## To do
Check each line for the string "name" and give only the count of lines that have it.
>>>
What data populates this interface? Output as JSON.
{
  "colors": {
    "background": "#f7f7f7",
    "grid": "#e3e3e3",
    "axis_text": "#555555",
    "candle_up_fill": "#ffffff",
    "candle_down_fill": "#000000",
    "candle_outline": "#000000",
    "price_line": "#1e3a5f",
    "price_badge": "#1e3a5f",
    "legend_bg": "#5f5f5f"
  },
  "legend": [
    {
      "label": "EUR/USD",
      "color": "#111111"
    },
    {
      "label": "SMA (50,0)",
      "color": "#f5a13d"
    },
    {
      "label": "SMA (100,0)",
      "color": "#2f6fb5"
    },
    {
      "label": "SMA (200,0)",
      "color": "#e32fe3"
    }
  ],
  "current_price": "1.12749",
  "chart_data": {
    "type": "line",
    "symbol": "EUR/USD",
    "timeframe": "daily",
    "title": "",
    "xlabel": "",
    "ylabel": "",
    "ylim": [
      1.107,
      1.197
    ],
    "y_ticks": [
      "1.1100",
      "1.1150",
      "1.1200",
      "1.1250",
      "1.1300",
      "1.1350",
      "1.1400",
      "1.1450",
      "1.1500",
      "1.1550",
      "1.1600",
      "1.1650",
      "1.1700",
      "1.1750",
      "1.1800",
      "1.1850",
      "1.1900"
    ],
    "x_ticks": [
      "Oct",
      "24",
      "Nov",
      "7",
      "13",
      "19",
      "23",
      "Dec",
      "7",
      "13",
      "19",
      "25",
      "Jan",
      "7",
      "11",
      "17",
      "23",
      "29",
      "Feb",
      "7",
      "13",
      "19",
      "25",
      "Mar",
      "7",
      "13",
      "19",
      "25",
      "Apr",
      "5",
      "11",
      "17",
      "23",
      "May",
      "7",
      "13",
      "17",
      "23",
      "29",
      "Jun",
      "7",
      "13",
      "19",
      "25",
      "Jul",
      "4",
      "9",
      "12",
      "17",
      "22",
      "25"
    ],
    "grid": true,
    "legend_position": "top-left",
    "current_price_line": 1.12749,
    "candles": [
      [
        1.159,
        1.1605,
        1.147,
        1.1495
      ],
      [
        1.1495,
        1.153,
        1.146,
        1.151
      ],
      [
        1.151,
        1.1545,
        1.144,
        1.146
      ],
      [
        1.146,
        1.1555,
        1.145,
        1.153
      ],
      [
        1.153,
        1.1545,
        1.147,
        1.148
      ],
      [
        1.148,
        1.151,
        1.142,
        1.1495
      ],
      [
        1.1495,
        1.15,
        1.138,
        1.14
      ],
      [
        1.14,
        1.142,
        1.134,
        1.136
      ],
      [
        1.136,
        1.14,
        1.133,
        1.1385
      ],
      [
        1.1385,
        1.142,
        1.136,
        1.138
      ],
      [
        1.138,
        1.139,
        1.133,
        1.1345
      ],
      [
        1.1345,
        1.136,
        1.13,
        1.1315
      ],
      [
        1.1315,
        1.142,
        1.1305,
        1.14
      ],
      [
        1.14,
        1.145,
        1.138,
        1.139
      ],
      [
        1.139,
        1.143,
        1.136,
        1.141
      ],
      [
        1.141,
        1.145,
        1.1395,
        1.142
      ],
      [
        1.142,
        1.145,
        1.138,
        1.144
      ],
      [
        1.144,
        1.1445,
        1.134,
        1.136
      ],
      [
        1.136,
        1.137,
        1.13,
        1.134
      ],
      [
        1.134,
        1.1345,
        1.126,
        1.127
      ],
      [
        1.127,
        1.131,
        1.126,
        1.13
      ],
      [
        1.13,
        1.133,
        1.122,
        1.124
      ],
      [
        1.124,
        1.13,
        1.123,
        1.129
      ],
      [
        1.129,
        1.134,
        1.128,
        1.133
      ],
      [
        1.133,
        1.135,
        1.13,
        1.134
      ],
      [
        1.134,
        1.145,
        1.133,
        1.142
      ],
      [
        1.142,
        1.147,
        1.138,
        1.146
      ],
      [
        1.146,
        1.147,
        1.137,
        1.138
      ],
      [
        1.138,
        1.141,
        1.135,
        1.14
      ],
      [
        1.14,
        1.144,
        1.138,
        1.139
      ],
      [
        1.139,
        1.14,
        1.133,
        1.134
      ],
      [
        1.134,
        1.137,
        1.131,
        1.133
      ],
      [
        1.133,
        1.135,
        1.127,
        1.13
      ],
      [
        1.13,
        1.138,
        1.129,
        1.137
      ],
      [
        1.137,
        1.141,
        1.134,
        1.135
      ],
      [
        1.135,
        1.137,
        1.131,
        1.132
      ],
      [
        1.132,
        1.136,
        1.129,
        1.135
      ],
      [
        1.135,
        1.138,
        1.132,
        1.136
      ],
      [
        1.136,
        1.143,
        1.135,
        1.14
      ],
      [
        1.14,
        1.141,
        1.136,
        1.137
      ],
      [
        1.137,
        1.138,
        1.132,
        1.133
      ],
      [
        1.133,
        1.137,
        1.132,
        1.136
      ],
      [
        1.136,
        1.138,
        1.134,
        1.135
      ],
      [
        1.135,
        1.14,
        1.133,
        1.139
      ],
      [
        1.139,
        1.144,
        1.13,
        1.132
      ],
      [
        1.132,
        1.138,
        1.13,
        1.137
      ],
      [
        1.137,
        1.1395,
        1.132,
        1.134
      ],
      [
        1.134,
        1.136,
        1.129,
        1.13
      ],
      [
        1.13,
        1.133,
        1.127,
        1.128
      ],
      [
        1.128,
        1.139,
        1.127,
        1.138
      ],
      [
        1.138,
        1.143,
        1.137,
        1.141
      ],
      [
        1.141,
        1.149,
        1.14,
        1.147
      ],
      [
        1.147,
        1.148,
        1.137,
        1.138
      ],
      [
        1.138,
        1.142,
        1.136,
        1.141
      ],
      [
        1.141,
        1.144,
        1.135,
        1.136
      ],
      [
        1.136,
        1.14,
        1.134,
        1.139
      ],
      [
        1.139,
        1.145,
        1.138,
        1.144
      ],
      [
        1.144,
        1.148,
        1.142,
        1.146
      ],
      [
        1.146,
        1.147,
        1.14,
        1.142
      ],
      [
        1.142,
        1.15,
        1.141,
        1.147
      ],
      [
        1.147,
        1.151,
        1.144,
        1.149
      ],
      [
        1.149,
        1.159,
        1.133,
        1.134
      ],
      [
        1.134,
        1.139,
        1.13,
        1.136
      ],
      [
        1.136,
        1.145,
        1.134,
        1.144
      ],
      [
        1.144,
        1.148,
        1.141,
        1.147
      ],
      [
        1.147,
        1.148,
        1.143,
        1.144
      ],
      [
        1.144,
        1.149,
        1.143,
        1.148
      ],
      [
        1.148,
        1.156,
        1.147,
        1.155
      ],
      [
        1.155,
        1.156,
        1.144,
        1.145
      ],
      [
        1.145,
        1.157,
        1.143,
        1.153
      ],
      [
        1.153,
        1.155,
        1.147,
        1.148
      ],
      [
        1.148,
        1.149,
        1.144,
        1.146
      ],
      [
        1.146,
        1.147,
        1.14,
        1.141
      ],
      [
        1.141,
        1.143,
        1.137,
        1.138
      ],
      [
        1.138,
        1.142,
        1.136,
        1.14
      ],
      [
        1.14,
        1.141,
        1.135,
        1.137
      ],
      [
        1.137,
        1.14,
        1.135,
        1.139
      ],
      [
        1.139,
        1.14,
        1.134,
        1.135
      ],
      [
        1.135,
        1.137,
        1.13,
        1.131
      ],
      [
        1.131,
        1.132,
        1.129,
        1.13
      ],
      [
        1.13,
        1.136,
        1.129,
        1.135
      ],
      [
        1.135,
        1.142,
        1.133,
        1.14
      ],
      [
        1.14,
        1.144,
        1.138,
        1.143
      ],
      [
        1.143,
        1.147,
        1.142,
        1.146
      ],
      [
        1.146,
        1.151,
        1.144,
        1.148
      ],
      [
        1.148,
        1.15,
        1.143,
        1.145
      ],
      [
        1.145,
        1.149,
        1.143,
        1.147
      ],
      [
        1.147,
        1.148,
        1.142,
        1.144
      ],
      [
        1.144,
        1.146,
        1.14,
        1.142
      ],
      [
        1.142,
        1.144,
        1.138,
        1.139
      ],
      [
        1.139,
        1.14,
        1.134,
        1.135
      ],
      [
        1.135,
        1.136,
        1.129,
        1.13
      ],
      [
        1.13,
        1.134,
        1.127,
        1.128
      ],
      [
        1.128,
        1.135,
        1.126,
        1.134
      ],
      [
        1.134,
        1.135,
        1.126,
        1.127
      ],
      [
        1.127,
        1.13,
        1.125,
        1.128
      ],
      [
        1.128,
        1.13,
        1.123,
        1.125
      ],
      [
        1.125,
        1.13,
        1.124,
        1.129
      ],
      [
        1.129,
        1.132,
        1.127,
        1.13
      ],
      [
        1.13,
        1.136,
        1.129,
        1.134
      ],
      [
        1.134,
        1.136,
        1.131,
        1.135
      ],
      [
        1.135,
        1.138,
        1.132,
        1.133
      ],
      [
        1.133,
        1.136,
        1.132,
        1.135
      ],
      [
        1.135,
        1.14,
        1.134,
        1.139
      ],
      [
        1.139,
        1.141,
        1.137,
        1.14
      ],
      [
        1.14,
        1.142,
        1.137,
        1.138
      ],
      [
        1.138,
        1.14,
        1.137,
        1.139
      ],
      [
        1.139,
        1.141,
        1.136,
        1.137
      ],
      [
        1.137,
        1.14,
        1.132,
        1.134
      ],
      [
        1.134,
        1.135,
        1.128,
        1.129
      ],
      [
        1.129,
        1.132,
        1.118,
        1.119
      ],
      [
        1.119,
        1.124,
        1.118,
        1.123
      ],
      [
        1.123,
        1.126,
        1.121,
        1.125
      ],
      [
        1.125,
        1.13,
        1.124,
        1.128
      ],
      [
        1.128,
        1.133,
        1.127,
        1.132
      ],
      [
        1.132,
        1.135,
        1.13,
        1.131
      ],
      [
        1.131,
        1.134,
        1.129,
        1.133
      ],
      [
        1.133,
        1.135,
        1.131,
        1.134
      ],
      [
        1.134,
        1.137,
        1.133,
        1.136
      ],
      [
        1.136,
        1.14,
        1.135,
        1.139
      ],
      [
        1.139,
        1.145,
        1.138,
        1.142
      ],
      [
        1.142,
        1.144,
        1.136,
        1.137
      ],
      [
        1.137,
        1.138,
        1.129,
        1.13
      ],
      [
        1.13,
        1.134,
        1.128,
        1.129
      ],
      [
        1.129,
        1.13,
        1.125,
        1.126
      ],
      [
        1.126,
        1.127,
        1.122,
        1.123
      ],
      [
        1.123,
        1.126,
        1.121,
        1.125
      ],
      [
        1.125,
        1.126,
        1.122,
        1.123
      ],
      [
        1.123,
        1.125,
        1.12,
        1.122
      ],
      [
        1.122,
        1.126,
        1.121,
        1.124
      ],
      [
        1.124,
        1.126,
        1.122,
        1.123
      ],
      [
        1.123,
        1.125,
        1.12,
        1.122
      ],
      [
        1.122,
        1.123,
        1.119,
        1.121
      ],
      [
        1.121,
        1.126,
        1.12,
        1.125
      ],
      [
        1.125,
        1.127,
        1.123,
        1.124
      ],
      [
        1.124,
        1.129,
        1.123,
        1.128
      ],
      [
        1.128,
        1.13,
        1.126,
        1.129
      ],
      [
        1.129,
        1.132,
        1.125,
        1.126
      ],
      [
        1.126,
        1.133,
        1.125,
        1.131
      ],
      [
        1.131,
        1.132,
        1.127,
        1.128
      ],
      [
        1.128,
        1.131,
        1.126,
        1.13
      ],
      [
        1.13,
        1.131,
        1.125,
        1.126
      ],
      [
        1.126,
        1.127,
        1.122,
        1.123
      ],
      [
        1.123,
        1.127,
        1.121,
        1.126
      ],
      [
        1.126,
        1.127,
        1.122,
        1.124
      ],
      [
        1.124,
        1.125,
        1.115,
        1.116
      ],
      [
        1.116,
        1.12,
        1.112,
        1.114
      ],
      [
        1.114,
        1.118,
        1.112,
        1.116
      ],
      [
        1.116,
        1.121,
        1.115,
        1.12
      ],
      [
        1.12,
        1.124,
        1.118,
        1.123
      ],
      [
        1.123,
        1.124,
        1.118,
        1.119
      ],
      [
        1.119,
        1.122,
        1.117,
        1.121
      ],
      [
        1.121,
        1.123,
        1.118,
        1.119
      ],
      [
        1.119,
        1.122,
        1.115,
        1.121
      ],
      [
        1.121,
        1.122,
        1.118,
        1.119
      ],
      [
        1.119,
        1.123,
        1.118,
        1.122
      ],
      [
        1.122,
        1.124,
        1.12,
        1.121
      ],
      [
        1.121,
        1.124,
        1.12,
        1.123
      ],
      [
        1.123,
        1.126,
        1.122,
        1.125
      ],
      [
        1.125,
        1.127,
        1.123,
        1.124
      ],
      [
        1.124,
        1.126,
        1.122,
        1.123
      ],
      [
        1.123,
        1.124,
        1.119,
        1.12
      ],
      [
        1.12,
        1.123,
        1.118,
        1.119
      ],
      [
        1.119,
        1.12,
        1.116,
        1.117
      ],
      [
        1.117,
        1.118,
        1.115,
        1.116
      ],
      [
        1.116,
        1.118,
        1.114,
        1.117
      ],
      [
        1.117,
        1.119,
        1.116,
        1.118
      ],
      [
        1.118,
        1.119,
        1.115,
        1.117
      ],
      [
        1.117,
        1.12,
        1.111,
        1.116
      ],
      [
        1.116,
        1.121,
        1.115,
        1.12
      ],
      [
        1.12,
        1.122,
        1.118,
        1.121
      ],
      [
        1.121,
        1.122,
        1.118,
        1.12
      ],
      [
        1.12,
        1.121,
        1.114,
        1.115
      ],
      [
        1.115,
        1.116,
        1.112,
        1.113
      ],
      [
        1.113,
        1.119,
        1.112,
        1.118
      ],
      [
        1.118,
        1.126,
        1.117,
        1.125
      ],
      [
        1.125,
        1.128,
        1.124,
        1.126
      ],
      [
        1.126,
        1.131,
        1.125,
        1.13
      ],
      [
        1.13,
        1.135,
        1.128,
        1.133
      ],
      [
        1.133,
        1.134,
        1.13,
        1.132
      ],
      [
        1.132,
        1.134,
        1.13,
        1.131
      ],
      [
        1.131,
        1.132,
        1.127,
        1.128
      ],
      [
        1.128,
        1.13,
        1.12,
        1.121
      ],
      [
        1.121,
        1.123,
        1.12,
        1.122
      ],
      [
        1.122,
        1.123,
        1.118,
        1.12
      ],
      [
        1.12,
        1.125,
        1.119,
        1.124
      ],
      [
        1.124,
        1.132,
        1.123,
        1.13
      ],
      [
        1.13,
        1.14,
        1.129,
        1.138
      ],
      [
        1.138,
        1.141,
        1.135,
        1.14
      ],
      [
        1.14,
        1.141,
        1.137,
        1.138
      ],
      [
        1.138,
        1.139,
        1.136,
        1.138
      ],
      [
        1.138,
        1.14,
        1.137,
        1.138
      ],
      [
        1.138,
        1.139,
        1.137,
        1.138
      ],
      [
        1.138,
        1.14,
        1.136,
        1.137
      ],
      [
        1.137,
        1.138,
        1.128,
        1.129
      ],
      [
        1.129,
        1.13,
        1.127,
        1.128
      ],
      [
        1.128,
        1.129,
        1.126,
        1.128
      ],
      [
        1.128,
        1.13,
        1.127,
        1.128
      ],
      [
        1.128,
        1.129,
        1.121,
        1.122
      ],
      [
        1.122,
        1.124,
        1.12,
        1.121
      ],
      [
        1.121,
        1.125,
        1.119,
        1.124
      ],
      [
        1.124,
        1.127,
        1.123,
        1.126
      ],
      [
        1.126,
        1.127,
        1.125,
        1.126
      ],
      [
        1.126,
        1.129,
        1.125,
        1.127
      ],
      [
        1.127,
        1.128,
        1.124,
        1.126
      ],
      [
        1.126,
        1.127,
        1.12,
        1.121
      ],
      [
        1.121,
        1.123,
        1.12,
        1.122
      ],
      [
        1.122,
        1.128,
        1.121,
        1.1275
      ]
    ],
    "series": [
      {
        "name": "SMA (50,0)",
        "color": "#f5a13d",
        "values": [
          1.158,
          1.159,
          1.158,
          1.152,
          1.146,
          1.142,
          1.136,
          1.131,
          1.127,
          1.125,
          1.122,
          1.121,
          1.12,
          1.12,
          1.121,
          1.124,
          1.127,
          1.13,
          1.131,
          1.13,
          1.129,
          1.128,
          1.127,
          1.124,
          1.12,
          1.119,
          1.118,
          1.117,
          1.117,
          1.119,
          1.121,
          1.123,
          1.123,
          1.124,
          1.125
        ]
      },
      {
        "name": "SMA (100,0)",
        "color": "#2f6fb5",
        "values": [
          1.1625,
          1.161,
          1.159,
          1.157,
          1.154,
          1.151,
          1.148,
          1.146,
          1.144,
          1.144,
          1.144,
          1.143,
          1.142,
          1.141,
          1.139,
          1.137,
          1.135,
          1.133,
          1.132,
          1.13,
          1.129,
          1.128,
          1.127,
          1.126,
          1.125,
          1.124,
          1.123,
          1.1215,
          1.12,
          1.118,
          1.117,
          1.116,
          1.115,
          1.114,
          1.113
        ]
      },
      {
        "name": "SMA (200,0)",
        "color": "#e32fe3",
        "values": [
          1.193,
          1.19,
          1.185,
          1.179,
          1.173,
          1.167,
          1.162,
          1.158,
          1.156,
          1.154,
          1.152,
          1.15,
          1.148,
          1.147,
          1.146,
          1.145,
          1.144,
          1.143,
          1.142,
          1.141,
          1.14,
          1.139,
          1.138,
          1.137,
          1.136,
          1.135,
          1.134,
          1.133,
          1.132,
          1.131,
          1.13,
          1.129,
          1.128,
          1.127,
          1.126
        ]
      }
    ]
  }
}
<<<
## Written reply
3